_Goal_:
Exactly as written, please set down all of the entries again, with no pictures.

═══ Record extracts ═══

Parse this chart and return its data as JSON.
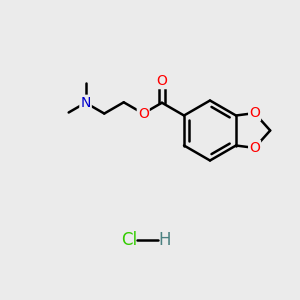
{
  "background_color": "#ebebeb",
  "figsize": [
    3.0,
    3.0
  ],
  "dpi": 100,
  "bond_color": "#000000",
  "bond_width": 1.8,
  "atom_colors": {
    "O": "#ff0000",
    "N": "#0000cc",
    "Cl": "#33cc00",
    "H": "#000000"
  },
  "font_size": 10,
  "hcl_font_size": 12,
  "xlim": [
    0,
    10
  ],
  "ylim": [
    0,
    10
  ]
}
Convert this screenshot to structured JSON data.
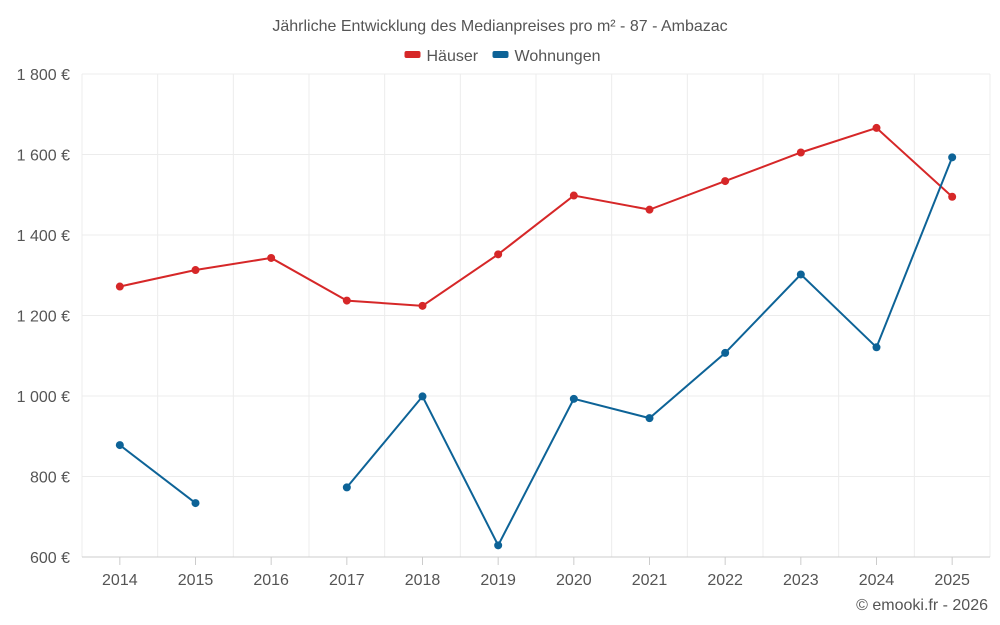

═══

_Exercise solution_:
Parse this chart and return its data as JSON.
{
  "background_color": "#ebebeb",
  "figsize": [
    3.0,
    3.0
  ],
  "dpi": 100,
  "bond_color": "#000000",
  "bond_width": 1.8,
  "atom_colors": {
    "O": "#ff0000",
    "N": "#0000cc",
    "Cl": "#33cc00",
    "H": "#000000"
  },
  "font_size": 10,
  "hcl_font_size": 12,
  "xlim": [
    0,
    10
  ],
  "ylim": [
    0,
    10
  ]
}
Convert this screenshot to structured JSON data.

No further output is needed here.